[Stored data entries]

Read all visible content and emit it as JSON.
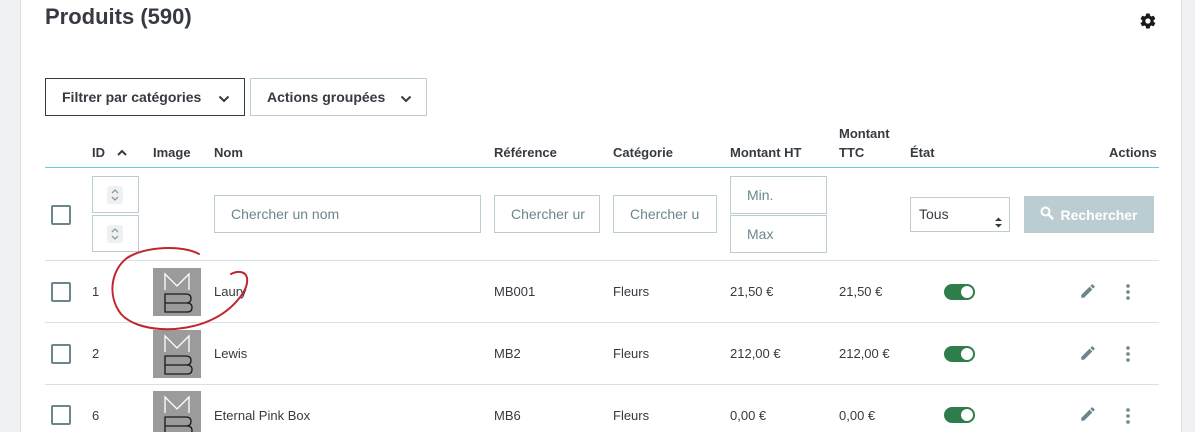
{
  "page": {
    "title": "Produits (590)"
  },
  "toolbar": {
    "filter_label": "Filtrer par catégories",
    "actions_label": "Actions groupées"
  },
  "table": {
    "headers": {
      "id": "ID",
      "image": "Image",
      "name": "Nom",
      "reference": "Référence",
      "category": "Catégorie",
      "amount_ht": "Montant HT",
      "amount_ttc_line1": "Montant",
      "amount_ttc_line2": "TTC",
      "status": "État",
      "actions": "Actions"
    },
    "filters": {
      "name_placeholder": "Chercher un nom",
      "reference_placeholder": "Chercher ur",
      "category_placeholder": "Chercher u",
      "min_placeholder": "Min.",
      "max_placeholder": "Max",
      "status_selected": "Tous",
      "search_button": "Rechercher"
    },
    "rows": [
      {
        "id": "1",
        "name": "Laury",
        "reference": "MB001",
        "category": "Fleurs",
        "amount_ht": "21,50 €",
        "amount_ttc": "21,50 €",
        "active": true
      },
      {
        "id": "2",
        "name": "Lewis",
        "reference": "MB2",
        "category": "Fleurs",
        "amount_ht": "212,00 €",
        "amount_ttc": "212,00 €",
        "active": true
      },
      {
        "id": "6",
        "name": "Eternal Pink Box",
        "reference": "MB6",
        "category": "Fleurs",
        "amount_ht": "0,00 €",
        "amount_ttc": "0,00 €",
        "active": true
      }
    ]
  },
  "colors": {
    "toggle_on": "#2e7d4a",
    "accent": "#25b9d7",
    "annotation": "#c0262d"
  },
  "icons": [
    "gear-icon",
    "chevron-down-icon",
    "sort-asc-icon",
    "spin-arrows-icon",
    "search-icon",
    "pencil-icon",
    "kebab-icon"
  ]
}
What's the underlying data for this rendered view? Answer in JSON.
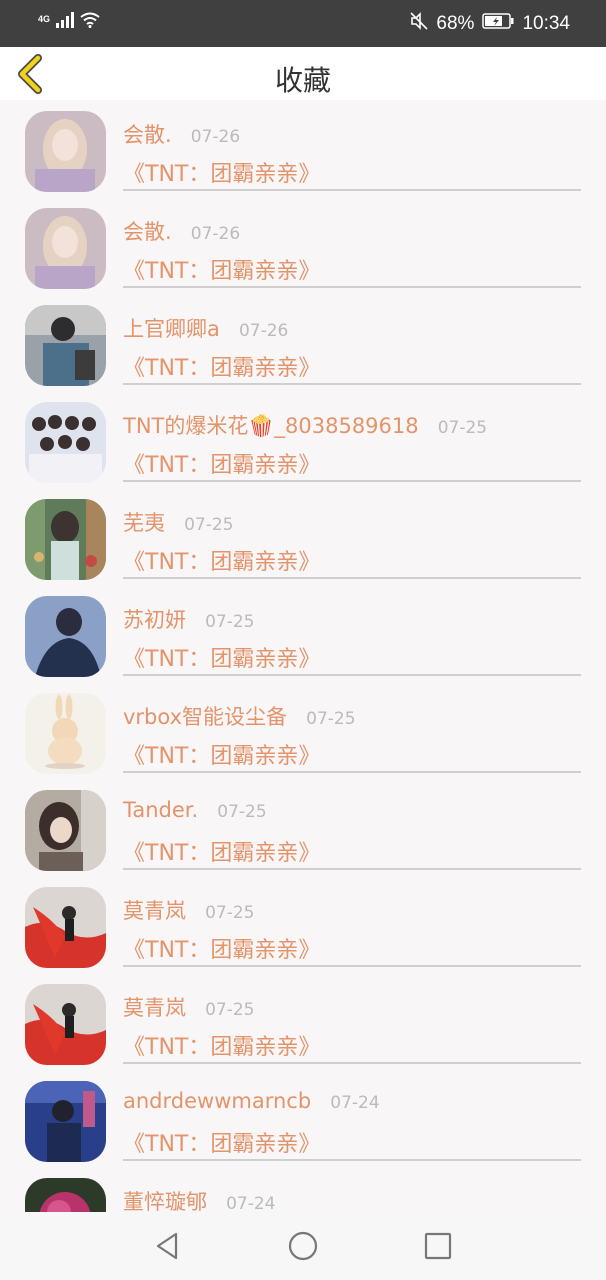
{
  "status_bar": {
    "network_type": "4G",
    "battery_percent": "68%",
    "time": "10:34",
    "icons": [
      "signal-icon",
      "wifi-icon",
      "mute-icon",
      "battery-icon"
    ]
  },
  "header": {
    "title": "收藏",
    "back_icon": "chevron-left-icon"
  },
  "colors": {
    "accent": "#e3946a",
    "back_arrow": "#f2d21a",
    "date_gray": "#bbbbbb",
    "background": "#f8f6f7"
  },
  "list": {
    "items": [
      {
        "username": "会散.",
        "date": "07-26",
        "title": "《TNT：团霸亲亲》"
      },
      {
        "username": "会散.",
        "date": "07-26",
        "title": "《TNT：团霸亲亲》"
      },
      {
        "username": "上官卿卿a",
        "date": "07-26",
        "title": "《TNT：团霸亲亲》"
      },
      {
        "username": "TNT的爆米花🍿_8038589618",
        "date": "07-25",
        "title": "《TNT：团霸亲亲》"
      },
      {
        "username": "芜夷",
        "date": "07-25",
        "title": "《TNT：团霸亲亲》"
      },
      {
        "username": "苏初妍",
        "date": "07-25",
        "title": "《TNT：团霸亲亲》"
      },
      {
        "username": "vrbox智能设尘备",
        "date": "07-25",
        "title": "《TNT：团霸亲亲》"
      },
      {
        "username": "Tander.",
        "date": "07-25",
        "title": "《TNT：团霸亲亲》"
      },
      {
        "username": "莫青岚",
        "date": "07-25",
        "title": "《TNT：团霸亲亲》"
      },
      {
        "username": "莫青岚",
        "date": "07-25",
        "title": "《TNT：团霸亲亲》"
      },
      {
        "username": "andrdewwmarncb",
        "date": "07-24",
        "title": "《TNT：团霸亲亲》"
      },
      {
        "username": "董悴璇郇",
        "date": "07-24",
        "title": ""
      }
    ]
  },
  "nav_bar": {
    "buttons": [
      "back-triangle-icon",
      "home-circle-icon",
      "recents-square-icon"
    ]
  }
}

Problem requirements: In this exercise, set down all of the data exactly, without the pictures.

Reply to the exercise:
Read all visible content and emit it as JSON.
{
  "page": {
    "title": "Produits (590)"
  },
  "toolbar": {
    "filter_label": "Filtrer par catégories",
    "actions_label": "Actions groupées"
  },
  "table": {
    "headers": {
      "id": "ID",
      "image": "Image",
      "name": "Nom",
      "reference": "Référence",
      "category": "Catégorie",
      "amount_ht": "Montant HT",
      "amount_ttc_line1": "Montant",
      "amount_ttc_line2": "TTC",
      "status": "État",
      "actions": "Actions"
    },
    "filters": {
      "name_placeholder": "Chercher un nom",
      "reference_placeholder": "Chercher ur",
      "category_placeholder": "Chercher u",
      "min_placeholder": "Min.",
      "max_placeholder": "Max",
      "status_selected": "Tous",
      "search_button": "Rechercher"
    },
    "rows": [
      {
        "id": "1",
        "name": "Laury",
        "reference": "MB001",
        "category": "Fleurs",
        "amount_ht": "21,50 €",
        "amount_ttc": "21,50 €",
        "active": true
      },
      {
        "id": "2",
        "name": "Lewis",
        "reference": "MB2",
        "category": "Fleurs",
        "amount_ht": "212,00 €",
        "amount_ttc": "212,00 €",
        "active": true
      },
      {
        "id": "6",
        "name": "Eternal Pink Box",
        "reference": "MB6",
        "category": "Fleurs",
        "amount_ht": "0,00 €",
        "amount_ttc": "0,00 €",
        "active": true
      }
    ]
  },
  "colors": {
    "toggle_on": "#2e7d4a",
    "accent": "#25b9d7",
    "annotation": "#c0262d"
  },
  "icons": [
    "gear-icon",
    "chevron-down-icon",
    "sort-asc-icon",
    "spin-arrows-icon",
    "search-icon",
    "pencil-icon",
    "kebab-icon"
  ]
}
What's the underlying data for this rendered view? Answer in JSON.
{
  "status_bar": {
    "network_type": "4G",
    "battery_percent": "68%",
    "time": "10:34",
    "icons": [
      "signal-icon",
      "wifi-icon",
      "mute-icon",
      "battery-icon"
    ]
  },
  "header": {
    "title": "收藏",
    "back_icon": "chevron-left-icon"
  },
  "colors": {
    "accent": "#e3946a",
    "back_arrow": "#f2d21a",
    "date_gray": "#bbbbbb",
    "background": "#f8f6f7"
  },
  "list": {
    "items": [
      {
        "username": "会散.",
        "date": "07-26",
        "title": "《TNT：团霸亲亲》"
      },
      {
        "username": "会散.",
        "date": "07-26",
        "title": "《TNT：团霸亲亲》"
      },
      {
        "username": "上官卿卿a",
        "date": "07-26",
        "title": "《TNT：团霸亲亲》"
      },
      {
        "username": "TNT的爆米花🍿_8038589618",
        "date": "07-25",
        "title": "《TNT：团霸亲亲》"
      },
      {
        "username": "芜夷",
        "date": "07-25",
        "title": "《TNT：团霸亲亲》"
      },
      {
        "username": "苏初妍",
        "date": "07-25",
        "title": "《TNT：团霸亲亲》"
      },
      {
        "username": "vrbox智能设尘备",
        "date": "07-25",
        "title": "《TNT：团霸亲亲》"
      },
      {
        "username": "Tander.",
        "date": "07-25",
        "title": "《TNT：团霸亲亲》"
      },
      {
        "username": "莫青岚",
        "date": "07-25",
        "title": "《TNT：团霸亲亲》"
      },
      {
        "username": "莫青岚",
        "date": "07-25",
        "title": "《TNT：团霸亲亲》"
      },
      {
        "username": "andrdewwmarncb",
        "date": "07-24",
        "title": "《TNT：团霸亲亲》"
      },
      {
        "username": "董悴璇郇",
        "date": "07-24",
        "title": ""
      }
    ]
  },
  "nav_bar": {
    "buttons": [
      "back-triangle-icon",
      "home-circle-icon",
      "recents-square-icon"
    ]
  }
}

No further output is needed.